Passage shown
────────────────────────────────────────

= Listed buildings in Nottingham (Dale ward) =

Dale ward is a former electoral ward in the city of Nottingham, England. The ward contained twelve listed buildings that are recorded in the National Heritage List for England. Of these, one is listed at Grade II*, the middle of the three grades, and the others are at Grade II, the lowest grade. The ward contained the suburb of Sneinton and the area to the south around Colwick Hall. The hall is a country house that is listed, together with an adjacent ruined church. The other listed buildings are in Sneinton, and consist of a church, a war memorial in the churchyard and its former rectory, a public house, a windmill and the former windmill owner's house, a pair of houses with top floor workrooms, a level crossing cottage, a former Congregational church, and a former bank.

────────────────────────────────────────

Dataset entries
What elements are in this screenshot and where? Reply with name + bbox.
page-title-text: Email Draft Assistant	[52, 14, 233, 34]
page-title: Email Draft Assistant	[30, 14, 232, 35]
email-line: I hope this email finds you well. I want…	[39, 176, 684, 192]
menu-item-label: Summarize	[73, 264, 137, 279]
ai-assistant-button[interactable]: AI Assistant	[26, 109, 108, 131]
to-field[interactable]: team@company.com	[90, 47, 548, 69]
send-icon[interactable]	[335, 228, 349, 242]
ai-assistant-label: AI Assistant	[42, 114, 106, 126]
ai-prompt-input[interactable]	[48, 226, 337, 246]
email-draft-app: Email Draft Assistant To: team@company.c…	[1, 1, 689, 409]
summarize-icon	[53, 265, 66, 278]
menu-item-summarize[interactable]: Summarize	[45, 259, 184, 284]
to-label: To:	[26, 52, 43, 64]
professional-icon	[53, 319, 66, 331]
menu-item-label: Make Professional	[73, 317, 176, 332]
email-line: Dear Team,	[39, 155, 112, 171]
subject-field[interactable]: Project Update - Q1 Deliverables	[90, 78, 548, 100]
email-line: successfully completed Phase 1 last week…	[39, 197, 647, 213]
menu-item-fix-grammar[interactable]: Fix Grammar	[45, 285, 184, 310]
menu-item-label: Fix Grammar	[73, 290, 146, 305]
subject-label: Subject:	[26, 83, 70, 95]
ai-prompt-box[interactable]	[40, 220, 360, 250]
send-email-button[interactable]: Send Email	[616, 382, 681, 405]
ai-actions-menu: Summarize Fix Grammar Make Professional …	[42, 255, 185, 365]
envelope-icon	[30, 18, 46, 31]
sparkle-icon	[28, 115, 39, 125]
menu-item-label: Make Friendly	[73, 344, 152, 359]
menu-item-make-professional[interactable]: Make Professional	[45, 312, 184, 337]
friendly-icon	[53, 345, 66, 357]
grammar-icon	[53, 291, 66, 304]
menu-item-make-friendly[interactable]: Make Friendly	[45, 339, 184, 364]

────────────────────────────────────────

Instruction A
According to the passage on listed buildings in Dale ward, which two areas did the ward contain?
Instruction B
From the passage on listed buildings in Dale ward, list every listed building in Sneinton that the text describes as "former".
Instruction C
Rewrite the paragraph of the passage on listed buildings in Dale ward that begins "Dale ward is a former electoral ward" as a bulleted list that keeps its main facts.

Task result A
The suburb of Sneinton and the area to the south around Colwick Hall.

Task result B
- Former rectory
- Former windmill owner's house
- Former Congregational church
- Former bank

Task result C
- Dale ward is a former electoral ward in the city of Nottingham, England.
- It contained twelve listed buildings recorded in the National Heritage List for England.
- One is listed at Grade II*, the middle of the three grades; the rest are Grade II, the lowest grade.
- The ward covered the suburb of Sneinton and the area to the south around Colwick Hall.
- Colwick Hall, a country house, is listed, together with an adjacent ruined church.
- The other listed buildings are in Sneinton:
  - a church, a war memorial in its churchyard, and its former rectory
  - a public house
  - a windmill and the former windmill owner's house
  - a pair of houses with top floor workrooms
  - a level crossing cottage
  - a former Congregational church
  - a former bank